§ **ENTRIES PROVIDED**
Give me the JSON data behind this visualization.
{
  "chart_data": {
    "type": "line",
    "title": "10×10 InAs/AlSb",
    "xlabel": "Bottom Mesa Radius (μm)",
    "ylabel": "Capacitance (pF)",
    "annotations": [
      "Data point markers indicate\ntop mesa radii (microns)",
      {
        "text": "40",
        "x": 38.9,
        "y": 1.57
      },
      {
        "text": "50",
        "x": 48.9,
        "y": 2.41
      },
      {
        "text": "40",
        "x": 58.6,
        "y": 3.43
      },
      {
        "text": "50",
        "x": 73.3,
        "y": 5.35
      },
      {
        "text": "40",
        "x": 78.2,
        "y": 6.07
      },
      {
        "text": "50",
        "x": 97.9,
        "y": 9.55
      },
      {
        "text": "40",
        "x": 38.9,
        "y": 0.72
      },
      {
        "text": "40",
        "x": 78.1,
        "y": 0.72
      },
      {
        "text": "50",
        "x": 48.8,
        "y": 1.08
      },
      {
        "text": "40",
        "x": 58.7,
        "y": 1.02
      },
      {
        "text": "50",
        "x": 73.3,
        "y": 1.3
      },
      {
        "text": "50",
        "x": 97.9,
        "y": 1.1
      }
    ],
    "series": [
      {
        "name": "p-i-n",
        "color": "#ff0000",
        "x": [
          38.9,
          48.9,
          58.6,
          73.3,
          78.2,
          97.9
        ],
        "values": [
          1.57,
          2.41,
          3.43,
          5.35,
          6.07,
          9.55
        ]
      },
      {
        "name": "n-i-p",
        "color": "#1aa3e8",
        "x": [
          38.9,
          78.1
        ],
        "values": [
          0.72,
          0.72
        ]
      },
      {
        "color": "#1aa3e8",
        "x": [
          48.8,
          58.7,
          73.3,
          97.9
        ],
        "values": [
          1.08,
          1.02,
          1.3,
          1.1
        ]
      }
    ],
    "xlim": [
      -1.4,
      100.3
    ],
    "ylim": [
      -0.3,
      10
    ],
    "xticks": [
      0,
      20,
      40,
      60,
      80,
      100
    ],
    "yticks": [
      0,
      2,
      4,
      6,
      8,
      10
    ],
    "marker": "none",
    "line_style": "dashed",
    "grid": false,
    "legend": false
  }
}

§ **INSTRUCTIONS FOR THE TASK**
Write out all the lines again, exactly as they are.

§ **EXERCISE RESPONSE**
Give me the JSON data behind this visualization.
{
  "chart_data": {
    "type": "line",
    "title": "10×10 InAs/AlSb",
    "xlabel": "Bottom Mesa Radius (μm)",
    "ylabel": "Capacitance (pF)",
    "annotations": [
      "Data point markers indicate\ntop mesa radii (microns)",
      {
        "text": "40",
        "x": 38.9,
        "y": 1.57
      },
      {
        "text": "50",
        "x": 48.9,
        "y": 2.41
      },
      {
        "text": "40",
        "x": 58.6,
        "y": 3.43
      },
      {
        "text": "50",
        "x": 73.3,
        "y": 5.35
      },
      {
        "text": "40",
        "x": 78.2,
        "y": 6.07
      },
      {
        "text": "50",
        "x": 97.9,
        "y": 9.55
      },
      {
        "text": "40",
        "x": 38.9,
        "y": 0.72
      },
      {
        "text": "40",
        "x": 78.1,
        "y": 0.72
      },
      {
        "text": "50",
        "x": 48.8,
        "y": 1.08
      },
      {
        "text": "40",
        "x": 58.7,
        "y": 1.02
      },
      {
        "text": "50",
        "x": 73.3,
        "y": 1.3
      },
      {
        "text": "50",
        "x": 97.9,
        "y": 1.1
      }
    ],
    "series": [
      {
        "name": "p-i-n",
        "color": "#ff0000",
        "x": [
          38.9,
          48.9,
          58.6,
          73.3,
          78.2,
          97.9
        ],
        "values": [
          1.57,
          2.41,
          3.43,
          5.35,
          6.07,
          9.55
        ]
      },
      {
        "name": "n-i-p",
        "color": "#1aa3e8",
        "x": [
          38.9,
          78.1
        ],
        "values": [
          0.72,
          0.72
        ]
      },
      {
        "color": "#1aa3e8",
        "x": [
          48.8,
          58.7,
          73.3,
          97.9
        ],
        "values": [
          1.08,
          1.02,
          1.3,
          1.1
        ]
      }
    ],
    "xlim": [
      -1.4,
      100.3
    ],
    "ylim": [
      -0.3,
      10
    ],
    "xticks": [
      0,
      20,
      40,
      60,
      80,
      100
    ],
    "yticks": [
      0,
      2,
      4,
      6,
      8,
      10
    ],
    "marker": "none",
    "line_style": "dashed",
    "grid": false,
    "legend": false
  }
}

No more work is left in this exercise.